Data items
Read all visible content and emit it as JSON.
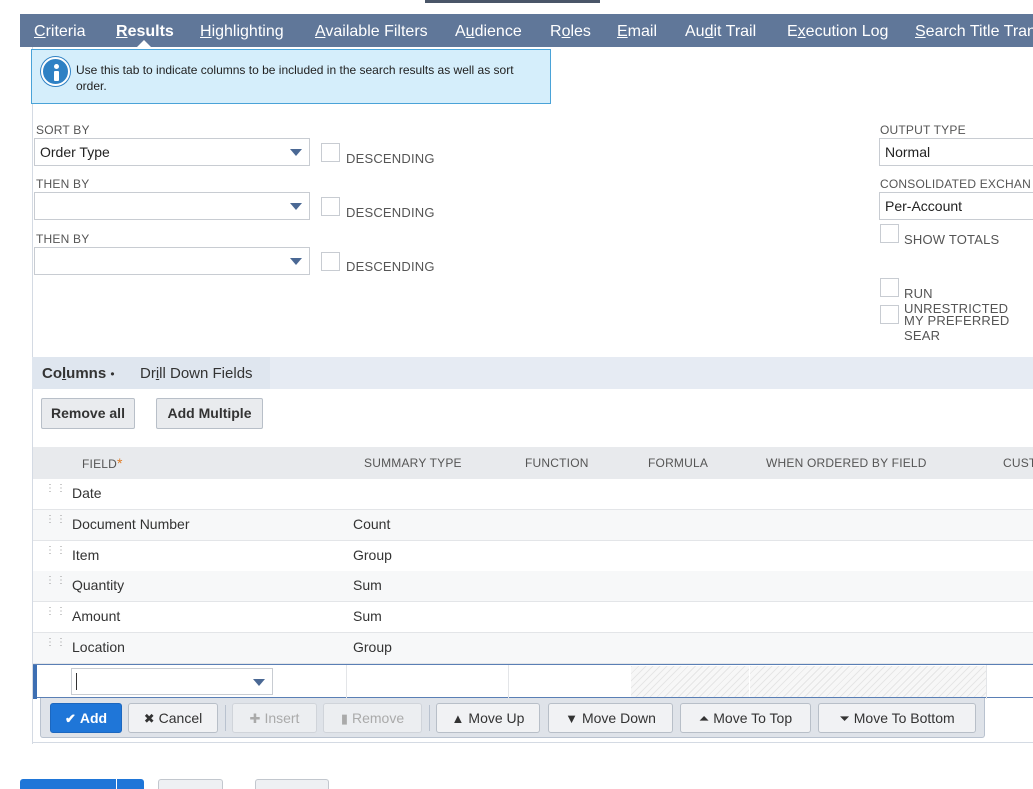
{
  "tabs": [
    {
      "pre": "",
      "u": "C",
      "post": "riteria",
      "active": false
    },
    {
      "pre": "",
      "u": "R",
      "post": "esults",
      "active": true
    },
    {
      "pre": "",
      "u": "H",
      "post": "ighlighting",
      "active": false
    },
    {
      "pre": "",
      "u": "A",
      "post": "vailable Filters",
      "active": false
    },
    {
      "pre": "A",
      "u": "u",
      "post": "dience",
      "active": false
    },
    {
      "pre": "R",
      "u": "o",
      "post": "les",
      "active": false
    },
    {
      "pre": "",
      "u": "E",
      "post": "mail",
      "active": false
    },
    {
      "pre": "Au",
      "u": "d",
      "post": "it Trail",
      "active": false
    },
    {
      "pre": "E",
      "u": "x",
      "post": "ecution Log",
      "active": false
    },
    {
      "pre": "",
      "u": "S",
      "post": "earch Title Tran",
      "active": false
    }
  ],
  "info": {
    "text": "Use this tab to indicate columns to be included in the search results as well as sort order."
  },
  "sort": {
    "sort_by_label": "SORT BY",
    "sort_by_value": "Order Type",
    "then_by_label_1": "THEN BY",
    "then_by_value_1": "",
    "then_by_label_2": "THEN BY",
    "then_by_value_2": "",
    "descending_label": "DESCENDING"
  },
  "options": {
    "output_type_label": "OUTPUT TYPE",
    "output_type_value": "Normal",
    "consolidated_label": "CONSOLIDATED EXCHAN",
    "consolidated_value": "Per-Account",
    "show_totals_label": "SHOW TOTALS",
    "run_unrestricted_label": "RUN UNRESTRICTED",
    "preferred_search_label": "MY PREFERRED SEAR"
  },
  "subtabs": {
    "columns_pre": "Co",
    "columns_u": "l",
    "columns_post": "umns",
    "bullet": "•",
    "drill_pre": "Dr",
    "drill_u": "i",
    "drill_post": "ll Down Fields"
  },
  "buttons": {
    "remove_all": "Remove all",
    "add_multiple": "Add Multiple"
  },
  "table": {
    "headers": {
      "field": "FIELD",
      "required_mark": "*",
      "summary_type": "SUMMARY TYPE",
      "function": "FUNCTION",
      "formula": "FORMULA",
      "when_ordered": "WHEN ORDERED BY FIELD",
      "custom": "CUSTO"
    },
    "rows": [
      {
        "field": "Date",
        "summary": ""
      },
      {
        "field": "Document Number",
        "summary": "Count"
      },
      {
        "field": "Item",
        "summary": "Group"
      },
      {
        "field": "Quantity",
        "summary": "Sum"
      },
      {
        "field": "Amount",
        "summary": "Sum"
      },
      {
        "field": "Location",
        "summary": "Group"
      }
    ],
    "drag_glyph": "⋮⋮"
  },
  "actions": {
    "add": "Add",
    "cancel": "Cancel",
    "insert": "Insert",
    "remove": "Remove",
    "move_up": "Move Up",
    "move_down": "Move Down",
    "move_to_top": "Move To Top",
    "move_to_bottom": "Move To Bottom"
  },
  "icons": {
    "add": "check-icon",
    "cancel": "x-icon",
    "insert": "plus-icon",
    "remove": "trash-icon",
    "move_up": "arrow-up-icon",
    "move_down": "arrow-down-icon",
    "move_to_top": "arrow-top-icon",
    "move_to_bottom": "arrow-bottom-icon"
  },
  "colors": {
    "tab_bar": "#607799",
    "primary_button": "#1f76d8",
    "info_background": "#d5eefb",
    "required_star": "#e07a22"
  }
}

→ Written problem: Leave out the pictures and give the listing above again exactly.

→ Reply to the exercise:
Read all visible content and emit it as JSON.
{
  "tabs": [
    {
      "pre": "",
      "u": "C",
      "post": "riteria",
      "active": false
    },
    {
      "pre": "",
      "u": "R",
      "post": "esults",
      "active": true
    },
    {
      "pre": "",
      "u": "H",
      "post": "ighlighting",
      "active": false
    },
    {
      "pre": "",
      "u": "A",
      "post": "vailable Filters",
      "active": false
    },
    {
      "pre": "A",
      "u": "u",
      "post": "dience",
      "active": false
    },
    {
      "pre": "R",
      "u": "o",
      "post": "les",
      "active": false
    },
    {
      "pre": "",
      "u": "E",
      "post": "mail",
      "active": false
    },
    {
      "pre": "Au",
      "u": "d",
      "post": "it Trail",
      "active": false
    },
    {
      "pre": "E",
      "u": "x",
      "post": "ecution Log",
      "active": false
    },
    {
      "pre": "",
      "u": "S",
      "post": "earch Title Tran",
      "active": false
    }
  ],
  "info": {
    "text": "Use this tab to indicate columns to be included in the search results as well as sort order."
  },
  "sort": {
    "sort_by_label": "SORT BY",
    "sort_by_value": "Order Type",
    "then_by_label_1": "THEN BY",
    "then_by_value_1": "",
    "then_by_label_2": "THEN BY",
    "then_by_value_2": "",
    "descending_label": "DESCENDING"
  },
  "options": {
    "output_type_label": "OUTPUT TYPE",
    "output_type_value": "Normal",
    "consolidated_label": "CONSOLIDATED EXCHAN",
    "consolidated_value": "Per-Account",
    "show_totals_label": "SHOW TOTALS",
    "run_unrestricted_label": "RUN UNRESTRICTED",
    "preferred_search_label": "MY PREFERRED SEAR"
  },
  "subtabs": {
    "columns_pre": "Co",
    "columns_u": "l",
    "columns_post": "umns",
    "bullet": "•",
    "drill_pre": "Dr",
    "drill_u": "i",
    "drill_post": "ll Down Fields"
  },
  "buttons": {
    "remove_all": "Remove all",
    "add_multiple": "Add Multiple"
  },
  "table": {
    "headers": {
      "field": "FIELD",
      "required_mark": "*",
      "summary_type": "SUMMARY TYPE",
      "function": "FUNCTION",
      "formula": "FORMULA",
      "when_ordered": "WHEN ORDERED BY FIELD",
      "custom": "CUSTO"
    },
    "rows": [
      {
        "field": "Date",
        "summary": ""
      },
      {
        "field": "Document Number",
        "summary": "Count"
      },
      {
        "field": "Item",
        "summary": "Group"
      },
      {
        "field": "Quantity",
        "summary": "Sum"
      },
      {
        "field": "Amount",
        "summary": "Sum"
      },
      {
        "field": "Location",
        "summary": "Group"
      }
    ],
    "drag_glyph": "⋮⋮"
  },
  "actions": {
    "add": "Add",
    "cancel": "Cancel",
    "insert": "Insert",
    "remove": "Remove",
    "move_up": "Move Up",
    "move_down": "Move Down",
    "move_to_top": "Move To Top",
    "move_to_bottom": "Move To Bottom"
  },
  "icons": {
    "add": "check-icon",
    "cancel": "x-icon",
    "insert": "plus-icon",
    "remove": "trash-icon",
    "move_up": "arrow-up-icon",
    "move_down": "arrow-down-icon",
    "move_to_top": "arrow-top-icon",
    "move_to_bottom": "arrow-bottom-icon"
  },
  "colors": {
    "tab_bar": "#607799",
    "primary_button": "#1f76d8",
    "info_background": "#d5eefb",
    "required_star": "#e07a22"
  }
}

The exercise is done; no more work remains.